STORED RECORDS:

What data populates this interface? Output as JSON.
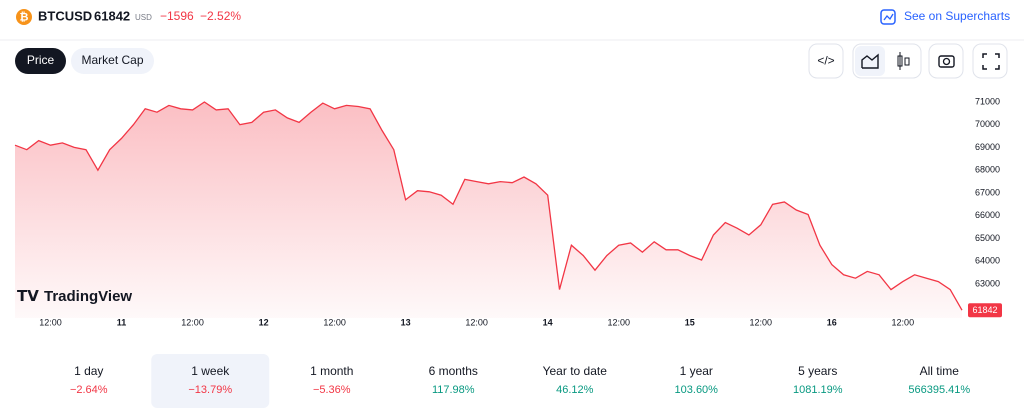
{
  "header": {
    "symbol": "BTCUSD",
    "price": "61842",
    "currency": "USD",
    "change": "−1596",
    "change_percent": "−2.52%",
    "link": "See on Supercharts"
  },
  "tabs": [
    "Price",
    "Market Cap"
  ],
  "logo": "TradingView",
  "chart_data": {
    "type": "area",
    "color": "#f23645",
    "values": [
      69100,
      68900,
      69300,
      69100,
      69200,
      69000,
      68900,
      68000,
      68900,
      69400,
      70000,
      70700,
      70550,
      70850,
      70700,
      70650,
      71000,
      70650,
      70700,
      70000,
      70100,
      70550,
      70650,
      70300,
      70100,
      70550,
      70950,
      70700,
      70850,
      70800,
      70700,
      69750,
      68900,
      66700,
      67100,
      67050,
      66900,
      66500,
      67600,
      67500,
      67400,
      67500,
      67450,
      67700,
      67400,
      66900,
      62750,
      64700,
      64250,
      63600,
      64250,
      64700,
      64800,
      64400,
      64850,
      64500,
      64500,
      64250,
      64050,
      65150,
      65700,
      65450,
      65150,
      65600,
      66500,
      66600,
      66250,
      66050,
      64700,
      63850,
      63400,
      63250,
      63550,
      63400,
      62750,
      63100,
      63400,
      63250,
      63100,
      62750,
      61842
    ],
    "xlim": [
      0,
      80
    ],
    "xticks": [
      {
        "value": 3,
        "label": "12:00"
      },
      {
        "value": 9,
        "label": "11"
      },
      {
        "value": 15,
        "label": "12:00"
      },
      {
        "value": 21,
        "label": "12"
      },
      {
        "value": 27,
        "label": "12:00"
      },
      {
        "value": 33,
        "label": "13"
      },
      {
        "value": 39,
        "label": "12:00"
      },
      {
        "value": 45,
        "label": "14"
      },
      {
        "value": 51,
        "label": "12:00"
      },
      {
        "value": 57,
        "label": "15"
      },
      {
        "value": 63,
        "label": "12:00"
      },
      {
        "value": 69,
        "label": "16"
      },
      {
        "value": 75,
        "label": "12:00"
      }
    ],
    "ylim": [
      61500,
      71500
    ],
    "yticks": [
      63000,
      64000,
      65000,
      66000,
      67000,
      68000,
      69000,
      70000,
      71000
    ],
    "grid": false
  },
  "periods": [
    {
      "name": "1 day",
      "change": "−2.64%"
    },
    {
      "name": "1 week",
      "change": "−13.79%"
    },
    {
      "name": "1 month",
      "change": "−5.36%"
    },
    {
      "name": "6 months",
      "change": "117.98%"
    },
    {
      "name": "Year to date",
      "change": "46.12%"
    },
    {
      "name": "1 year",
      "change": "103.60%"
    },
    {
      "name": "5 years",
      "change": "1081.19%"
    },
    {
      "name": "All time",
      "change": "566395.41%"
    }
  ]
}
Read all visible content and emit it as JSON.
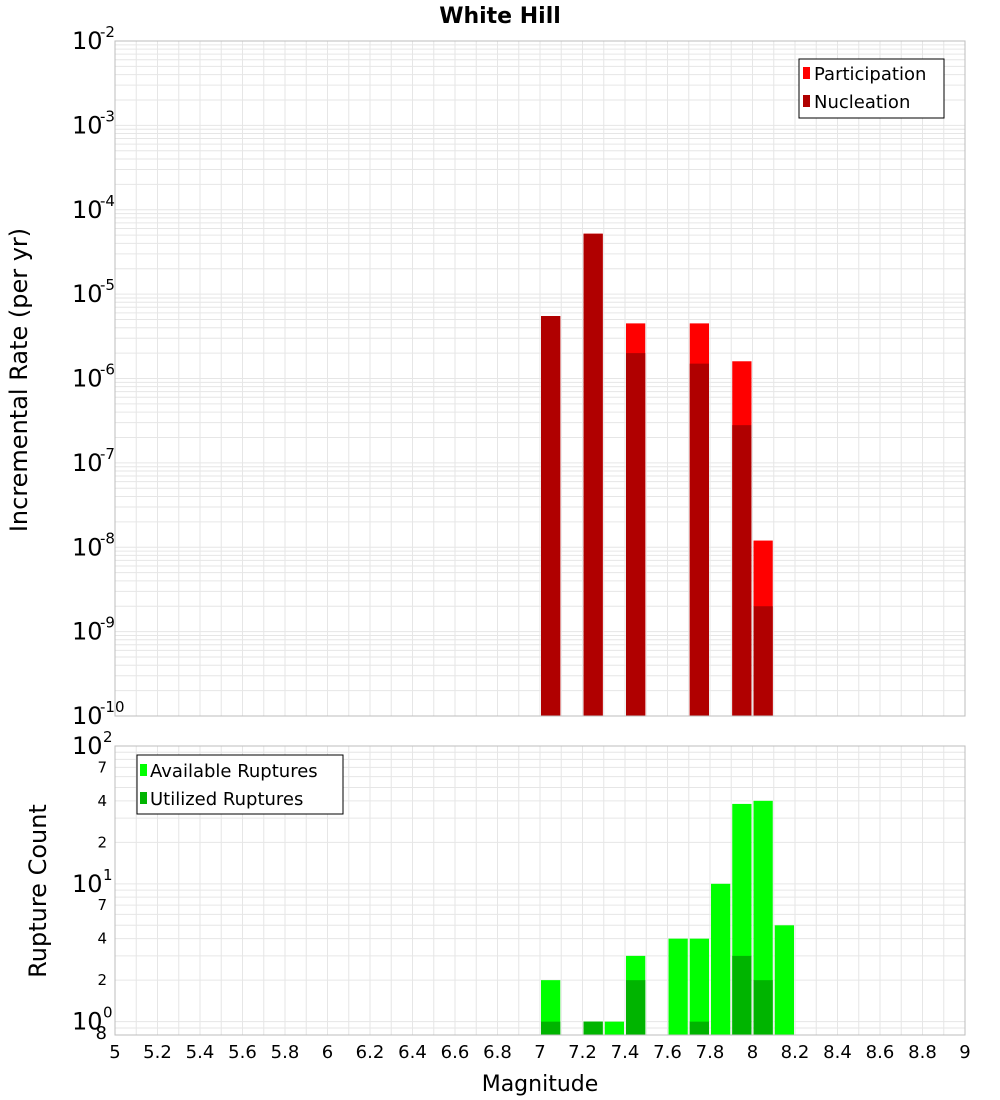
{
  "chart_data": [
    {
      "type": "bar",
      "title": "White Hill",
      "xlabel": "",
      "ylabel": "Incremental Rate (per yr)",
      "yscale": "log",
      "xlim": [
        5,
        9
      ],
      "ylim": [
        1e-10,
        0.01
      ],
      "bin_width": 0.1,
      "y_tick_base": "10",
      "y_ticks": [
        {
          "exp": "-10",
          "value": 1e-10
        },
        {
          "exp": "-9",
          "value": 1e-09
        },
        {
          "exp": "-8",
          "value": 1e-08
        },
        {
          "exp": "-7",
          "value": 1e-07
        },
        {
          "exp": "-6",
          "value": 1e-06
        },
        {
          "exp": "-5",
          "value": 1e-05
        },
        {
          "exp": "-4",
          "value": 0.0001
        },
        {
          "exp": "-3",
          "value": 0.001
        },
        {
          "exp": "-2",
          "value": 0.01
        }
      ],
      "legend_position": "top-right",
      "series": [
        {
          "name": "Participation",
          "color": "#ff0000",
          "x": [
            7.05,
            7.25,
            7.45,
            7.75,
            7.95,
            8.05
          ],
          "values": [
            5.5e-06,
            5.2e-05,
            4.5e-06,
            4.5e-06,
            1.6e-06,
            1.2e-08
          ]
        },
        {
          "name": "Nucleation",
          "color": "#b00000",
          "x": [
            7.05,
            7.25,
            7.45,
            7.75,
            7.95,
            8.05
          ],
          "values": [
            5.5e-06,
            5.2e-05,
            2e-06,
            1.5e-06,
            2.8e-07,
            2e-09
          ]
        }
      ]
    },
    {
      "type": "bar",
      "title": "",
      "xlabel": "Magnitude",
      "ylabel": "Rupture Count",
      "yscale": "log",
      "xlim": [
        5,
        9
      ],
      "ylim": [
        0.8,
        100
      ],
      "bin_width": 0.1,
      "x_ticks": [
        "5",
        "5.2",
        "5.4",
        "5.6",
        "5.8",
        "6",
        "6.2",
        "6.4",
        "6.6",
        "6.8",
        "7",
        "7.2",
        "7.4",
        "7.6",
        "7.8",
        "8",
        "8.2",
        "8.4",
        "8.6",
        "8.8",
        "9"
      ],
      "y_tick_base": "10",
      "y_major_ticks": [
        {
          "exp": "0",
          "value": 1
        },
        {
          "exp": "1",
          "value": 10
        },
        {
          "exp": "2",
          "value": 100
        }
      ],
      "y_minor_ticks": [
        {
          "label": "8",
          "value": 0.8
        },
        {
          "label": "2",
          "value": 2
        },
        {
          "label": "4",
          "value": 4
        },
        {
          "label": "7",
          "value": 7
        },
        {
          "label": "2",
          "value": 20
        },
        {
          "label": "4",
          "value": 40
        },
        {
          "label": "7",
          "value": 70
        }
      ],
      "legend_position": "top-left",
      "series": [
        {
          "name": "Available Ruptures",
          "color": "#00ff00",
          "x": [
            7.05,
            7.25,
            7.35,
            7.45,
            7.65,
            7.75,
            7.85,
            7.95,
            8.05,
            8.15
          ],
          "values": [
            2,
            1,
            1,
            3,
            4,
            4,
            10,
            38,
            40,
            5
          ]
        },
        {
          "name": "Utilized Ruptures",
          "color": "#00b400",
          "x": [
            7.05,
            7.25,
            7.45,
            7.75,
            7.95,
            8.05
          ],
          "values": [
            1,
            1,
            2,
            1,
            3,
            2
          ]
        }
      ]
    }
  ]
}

STATED PROBLEM: Scan the data above and copy every line with "JSON" in it.

CORRECT OUTPUT:
What data populates this interface? Output as JSON.
Read all visible content and emit it as JSON.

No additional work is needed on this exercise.